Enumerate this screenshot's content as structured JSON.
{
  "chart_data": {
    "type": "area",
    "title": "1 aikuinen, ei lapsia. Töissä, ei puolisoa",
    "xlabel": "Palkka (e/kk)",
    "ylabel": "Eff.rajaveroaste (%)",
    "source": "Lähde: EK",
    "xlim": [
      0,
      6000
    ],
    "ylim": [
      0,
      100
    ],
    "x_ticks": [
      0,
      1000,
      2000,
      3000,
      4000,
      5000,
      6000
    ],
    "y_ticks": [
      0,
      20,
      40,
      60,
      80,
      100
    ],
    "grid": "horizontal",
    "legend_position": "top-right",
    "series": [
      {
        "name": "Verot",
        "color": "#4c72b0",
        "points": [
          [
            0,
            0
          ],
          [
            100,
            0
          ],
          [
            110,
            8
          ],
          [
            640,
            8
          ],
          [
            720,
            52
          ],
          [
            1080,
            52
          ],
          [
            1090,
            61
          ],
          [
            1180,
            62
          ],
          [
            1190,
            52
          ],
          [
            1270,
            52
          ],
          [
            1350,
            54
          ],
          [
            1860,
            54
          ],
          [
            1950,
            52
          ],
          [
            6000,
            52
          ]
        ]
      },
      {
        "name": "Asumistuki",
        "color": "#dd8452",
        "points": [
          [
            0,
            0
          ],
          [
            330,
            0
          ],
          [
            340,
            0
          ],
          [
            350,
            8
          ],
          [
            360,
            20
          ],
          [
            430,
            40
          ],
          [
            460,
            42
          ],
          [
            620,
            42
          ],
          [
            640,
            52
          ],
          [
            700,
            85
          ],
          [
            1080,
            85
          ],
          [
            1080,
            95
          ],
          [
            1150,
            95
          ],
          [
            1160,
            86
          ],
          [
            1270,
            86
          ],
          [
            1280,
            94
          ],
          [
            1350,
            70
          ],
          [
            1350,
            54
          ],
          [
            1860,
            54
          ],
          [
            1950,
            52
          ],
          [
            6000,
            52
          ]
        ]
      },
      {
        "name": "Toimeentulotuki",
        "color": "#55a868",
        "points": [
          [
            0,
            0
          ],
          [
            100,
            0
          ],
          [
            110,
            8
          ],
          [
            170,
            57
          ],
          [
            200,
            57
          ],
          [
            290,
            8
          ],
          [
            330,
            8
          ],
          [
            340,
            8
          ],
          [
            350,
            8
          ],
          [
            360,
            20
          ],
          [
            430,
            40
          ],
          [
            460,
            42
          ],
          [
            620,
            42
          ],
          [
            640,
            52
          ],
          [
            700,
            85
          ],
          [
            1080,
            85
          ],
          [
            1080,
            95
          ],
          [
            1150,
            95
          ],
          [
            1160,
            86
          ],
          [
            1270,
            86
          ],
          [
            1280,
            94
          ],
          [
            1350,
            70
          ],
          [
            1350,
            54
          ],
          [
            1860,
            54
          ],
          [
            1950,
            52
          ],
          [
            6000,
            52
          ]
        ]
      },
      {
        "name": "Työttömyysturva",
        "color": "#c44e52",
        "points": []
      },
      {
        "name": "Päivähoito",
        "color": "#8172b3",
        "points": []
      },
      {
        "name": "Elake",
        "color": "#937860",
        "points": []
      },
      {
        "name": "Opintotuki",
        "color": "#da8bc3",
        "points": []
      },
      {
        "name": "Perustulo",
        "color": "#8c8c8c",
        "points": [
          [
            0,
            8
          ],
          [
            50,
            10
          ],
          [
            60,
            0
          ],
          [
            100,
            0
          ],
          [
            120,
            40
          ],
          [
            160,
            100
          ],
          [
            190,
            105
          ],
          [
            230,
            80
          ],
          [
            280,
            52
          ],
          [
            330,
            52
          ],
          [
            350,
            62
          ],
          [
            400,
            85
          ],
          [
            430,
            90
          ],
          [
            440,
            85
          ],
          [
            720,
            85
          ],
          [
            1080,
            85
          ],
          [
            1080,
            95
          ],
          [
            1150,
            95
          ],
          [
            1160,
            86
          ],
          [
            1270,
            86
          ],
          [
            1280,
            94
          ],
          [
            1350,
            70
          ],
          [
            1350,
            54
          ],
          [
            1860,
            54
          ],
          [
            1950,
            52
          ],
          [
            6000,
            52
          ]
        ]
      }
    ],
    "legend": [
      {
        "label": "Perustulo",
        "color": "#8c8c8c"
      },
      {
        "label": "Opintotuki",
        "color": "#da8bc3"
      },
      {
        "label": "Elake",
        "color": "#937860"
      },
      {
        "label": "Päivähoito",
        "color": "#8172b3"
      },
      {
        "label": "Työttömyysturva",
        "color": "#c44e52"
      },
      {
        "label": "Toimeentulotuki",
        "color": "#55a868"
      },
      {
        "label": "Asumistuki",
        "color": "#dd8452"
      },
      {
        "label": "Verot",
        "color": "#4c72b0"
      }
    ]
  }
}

> **GIVEN EXERCISE**
Search the material above for "Työttömyysturva". Pull out each line where it shows up.

> **ANSWER TO THIS TASK**
        "name": "Työttömyysturva",
        "label": "Työttömyysturva",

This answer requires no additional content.